→ **WHAT YOU ARE ASKED TO DO**
Quote the records beneath, complete and exact. Leave out images.

::::::::::

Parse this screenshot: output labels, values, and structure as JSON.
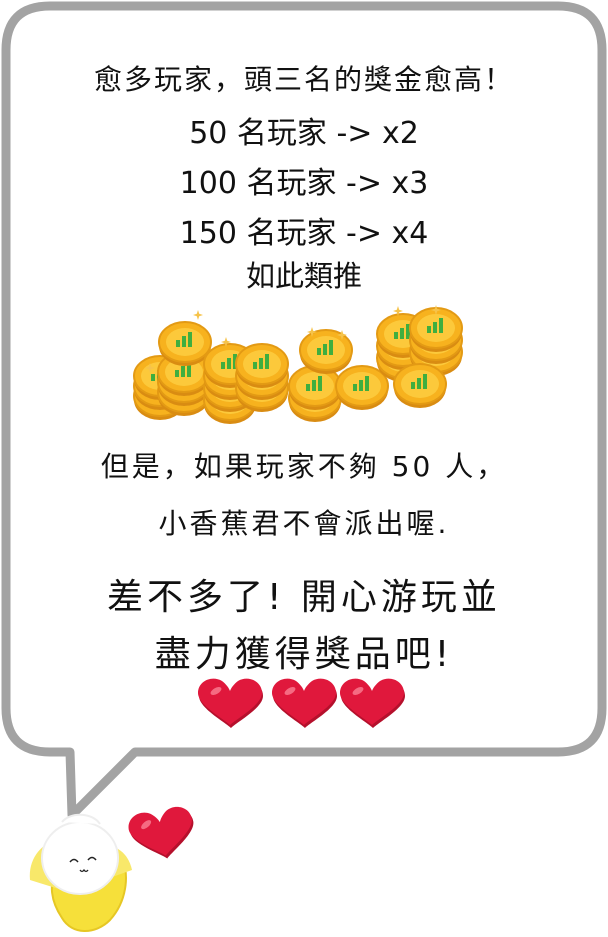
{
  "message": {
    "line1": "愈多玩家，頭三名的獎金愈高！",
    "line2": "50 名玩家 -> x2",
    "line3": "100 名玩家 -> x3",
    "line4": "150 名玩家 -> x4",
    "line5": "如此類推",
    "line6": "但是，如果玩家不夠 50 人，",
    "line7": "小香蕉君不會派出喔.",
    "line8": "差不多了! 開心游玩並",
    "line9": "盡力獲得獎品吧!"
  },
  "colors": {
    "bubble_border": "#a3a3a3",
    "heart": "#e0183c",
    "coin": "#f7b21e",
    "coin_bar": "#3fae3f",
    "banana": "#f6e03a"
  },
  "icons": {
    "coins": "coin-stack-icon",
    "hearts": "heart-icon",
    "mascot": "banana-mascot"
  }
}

::::::::::

→ **EXERCISE ANSWER**
Parse this screenshot: output labels, values, and structure as JSON.
{
  "message": {
    "line1": "愈多玩家，頭三名的獎金愈高！",
    "line2": "50 名玩家 -> x2",
    "line3": "100 名玩家 -> x3",
    "line4": "150 名玩家 -> x4",
    "line5": "如此類推",
    "line6": "但是，如果玩家不夠 50 人，",
    "line7": "小香蕉君不會派出喔.",
    "line8": "差不多了! 開心游玩並",
    "line9": "盡力獲得獎品吧!"
  },
  "colors": {
    "bubble_border": "#a3a3a3",
    "heart": "#e0183c",
    "coin": "#f7b21e",
    "coin_bar": "#3fae3f",
    "banana": "#f6e03a"
  },
  "icons": {
    "coins": "coin-stack-icon",
    "hearts": "heart-icon",
    "mascot": "banana-mascot"
  }
}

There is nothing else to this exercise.